OBJECTIVE: Reproduce all of the data that follows, character for character.

--*--

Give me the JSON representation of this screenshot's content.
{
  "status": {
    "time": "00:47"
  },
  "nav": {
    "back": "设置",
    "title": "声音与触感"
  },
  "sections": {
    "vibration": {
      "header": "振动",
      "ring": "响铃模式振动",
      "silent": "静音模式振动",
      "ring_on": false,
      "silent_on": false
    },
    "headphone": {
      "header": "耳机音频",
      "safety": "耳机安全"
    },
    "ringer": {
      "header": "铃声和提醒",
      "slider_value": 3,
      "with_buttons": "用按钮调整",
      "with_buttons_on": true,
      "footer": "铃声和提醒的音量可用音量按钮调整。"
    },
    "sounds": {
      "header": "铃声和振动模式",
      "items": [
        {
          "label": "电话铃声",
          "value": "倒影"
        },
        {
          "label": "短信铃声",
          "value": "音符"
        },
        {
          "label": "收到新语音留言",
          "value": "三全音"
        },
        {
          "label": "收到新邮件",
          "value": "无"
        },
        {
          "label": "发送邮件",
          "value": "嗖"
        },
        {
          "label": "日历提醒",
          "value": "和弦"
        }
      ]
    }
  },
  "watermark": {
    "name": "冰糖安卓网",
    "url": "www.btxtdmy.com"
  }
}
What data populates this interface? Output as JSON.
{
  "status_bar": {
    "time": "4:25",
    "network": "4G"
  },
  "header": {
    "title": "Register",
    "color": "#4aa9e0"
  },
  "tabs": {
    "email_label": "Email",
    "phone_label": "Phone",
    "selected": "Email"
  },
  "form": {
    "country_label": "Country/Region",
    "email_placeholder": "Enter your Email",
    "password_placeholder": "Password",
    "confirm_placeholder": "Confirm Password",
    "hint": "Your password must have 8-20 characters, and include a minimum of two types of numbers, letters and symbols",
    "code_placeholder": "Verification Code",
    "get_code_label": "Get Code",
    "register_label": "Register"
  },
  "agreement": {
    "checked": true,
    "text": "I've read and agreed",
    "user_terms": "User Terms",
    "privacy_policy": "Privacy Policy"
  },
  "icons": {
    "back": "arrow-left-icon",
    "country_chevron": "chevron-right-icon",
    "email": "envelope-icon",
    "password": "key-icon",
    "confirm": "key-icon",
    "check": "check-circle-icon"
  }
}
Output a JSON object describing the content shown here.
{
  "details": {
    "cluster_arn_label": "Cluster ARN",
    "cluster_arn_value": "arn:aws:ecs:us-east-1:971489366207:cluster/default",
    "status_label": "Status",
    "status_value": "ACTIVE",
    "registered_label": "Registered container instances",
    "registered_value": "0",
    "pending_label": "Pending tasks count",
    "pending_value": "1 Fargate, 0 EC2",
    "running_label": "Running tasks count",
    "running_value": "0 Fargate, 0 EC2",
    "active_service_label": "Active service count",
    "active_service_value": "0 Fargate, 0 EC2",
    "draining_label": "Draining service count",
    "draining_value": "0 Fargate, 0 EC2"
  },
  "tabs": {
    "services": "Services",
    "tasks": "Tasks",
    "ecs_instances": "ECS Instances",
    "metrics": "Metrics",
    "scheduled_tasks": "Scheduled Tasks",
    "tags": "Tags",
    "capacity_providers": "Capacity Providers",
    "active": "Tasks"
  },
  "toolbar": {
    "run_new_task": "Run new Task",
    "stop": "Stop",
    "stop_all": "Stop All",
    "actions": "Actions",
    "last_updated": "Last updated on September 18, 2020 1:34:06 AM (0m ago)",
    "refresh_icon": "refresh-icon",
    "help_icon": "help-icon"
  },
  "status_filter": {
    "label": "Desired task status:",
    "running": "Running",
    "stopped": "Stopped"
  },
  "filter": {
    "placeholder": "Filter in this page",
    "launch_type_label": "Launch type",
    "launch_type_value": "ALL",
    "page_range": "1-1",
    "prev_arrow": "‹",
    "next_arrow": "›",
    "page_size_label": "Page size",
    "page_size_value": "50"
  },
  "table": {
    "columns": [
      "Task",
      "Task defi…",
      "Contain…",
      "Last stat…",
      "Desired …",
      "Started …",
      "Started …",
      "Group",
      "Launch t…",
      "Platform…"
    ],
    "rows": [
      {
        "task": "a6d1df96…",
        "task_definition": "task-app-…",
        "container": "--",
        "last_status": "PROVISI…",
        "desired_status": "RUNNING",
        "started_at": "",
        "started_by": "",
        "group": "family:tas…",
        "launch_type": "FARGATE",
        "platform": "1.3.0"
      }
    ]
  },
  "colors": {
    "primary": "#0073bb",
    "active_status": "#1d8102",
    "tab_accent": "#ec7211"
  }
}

--*--

ANSWER IN FULL:
Give me the JSON representation of this screenshot's content.
{
  "status": {
    "time": "00:47"
  },
  "nav": {
    "back": "设置",
    "title": "声音与触感"
  },
  "sections": {
    "vibration": {
      "header": "振动",
      "ring": "响铃模式振动",
      "silent": "静音模式振动",
      "ring_on": false,
      "silent_on": false
    },
    "headphone": {
      "header": "耳机音频",
      "safety": "耳机安全"
    },
    "ringer": {
      "header": "铃声和提醒",
      "slider_value": 3,
      "with_buttons": "用按钮调整",
      "with_buttons_on": true,
      "footer": "铃声和提醒的音量可用音量按钮调整。"
    },
    "sounds": {
      "header": "铃声和振动模式",
      "items": [
        {
          "label": "电话铃声",
          "value": "倒影"
        },
        {
          "label": "短信铃声",
          "value": "音符"
        },
        {
          "label": "收到新语音留言",
          "value": "三全音"
        },
        {
          "label": "收到新邮件",
          "value": "无"
        },
        {
          "label": "发送邮件",
          "value": "嗖"
        },
        {
          "label": "日历提醒",
          "value": "和弦"
        }
      ]
    }
  },
  "watermark": {
    "name": "冰糖安卓网",
    "url": "www.btxtdmy.com"
  }
}
What data populates this interface? Output as JSON.
{
  "status_bar": {
    "time": "4:25",
    "network": "4G"
  },
  "header": {
    "title": "Register",
    "color": "#4aa9e0"
  },
  "tabs": {
    "email_label": "Email",
    "phone_label": "Phone",
    "selected": "Email"
  },
  "form": {
    "country_label": "Country/Region",
    "email_placeholder": "Enter your Email",
    "password_placeholder": "Password",
    "confirm_placeholder": "Confirm Password",
    "hint": "Your password must have 8-20 characters, and include a minimum of two types of numbers, letters and symbols",
    "code_placeholder": "Verification Code",
    "get_code_label": "Get Code",
    "register_label": "Register"
  },
  "agreement": {
    "checked": true,
    "text": "I've read and agreed",
    "user_terms": "User Terms",
    "privacy_policy": "Privacy Policy"
  },
  "icons": {
    "back": "arrow-left-icon",
    "country_chevron": "chevron-right-icon",
    "email": "envelope-icon",
    "password": "key-icon",
    "confirm": "key-icon",
    "check": "check-circle-icon"
  }
}
Output a JSON object describing the content shown here.
{
  "details": {
    "cluster_arn_label": "Cluster ARN",
    "cluster_arn_value": "arn:aws:ecs:us-east-1:971489366207:cluster/default",
    "status_label": "Status",
    "status_value": "ACTIVE",
    "registered_label": "Registered container instances",
    "registered_value": "0",
    "pending_label": "Pending tasks count",
    "pending_value": "1 Fargate, 0 EC2",
    "running_label": "Running tasks count",
    "running_value": "0 Fargate, 0 EC2",
    "active_service_label": "Active service count",
    "active_service_value": "0 Fargate, 0 EC2",
    "draining_label": "Draining service count",
    "draining_value": "0 Fargate, 0 EC2"
  },
  "tabs": {
    "services": "Services",
    "tasks": "Tasks",
    "ecs_instances": "ECS Instances",
    "metrics": "Metrics",
    "scheduled_tasks": "Scheduled Tasks",
    "tags": "Tags",
    "capacity_providers": "Capacity Providers",
    "active": "Tasks"
  },
  "toolbar": {
    "run_new_task": "Run new Task",
    "stop": "Stop",
    "stop_all": "Stop All",
    "actions": "Actions",
    "last_updated": "Last updated on September 18, 2020 1:34:06 AM (0m ago)",
    "refresh_icon": "refresh-icon",
    "help_icon": "help-icon"
  },
  "status_filter": {
    "label": "Desired task status:",
    "running": "Running",
    "stopped": "Stopped"
  },
  "filter": {
    "placeholder": "Filter in this page",
    "launch_type_label": "Launch type",
    "launch_type_value": "ALL",
    "page_range": "1-1",
    "prev_arrow": "‹",
    "next_arrow": "›",
    "page_size_label": "Page size",
    "page_size_value": "50"
  },
  "table": {
    "columns": [
      "Task",
      "Task defi…",
      "Contain…",
      "Last stat…",
      "Desired …",
      "Started …",
      "Started …",
      "Group",
      "Launch t…",
      "Platform…"
    ],
    "rows": [
      {
        "task": "a6d1df96…",
        "task_definition": "task-app-…",
        "container": "--",
        "last_status": "PROVISI…",
        "desired_status": "RUNNING",
        "started_at": "",
        "started_by": "",
        "group": "family:tas…",
        "launch_type": "FARGATE",
        "platform": "1.3.0"
      }
    ]
  },
  "colors": {
    "primary": "#0073bb",
    "active_status": "#1d8102",
    "tab_accent": "#ec7211"
  }
}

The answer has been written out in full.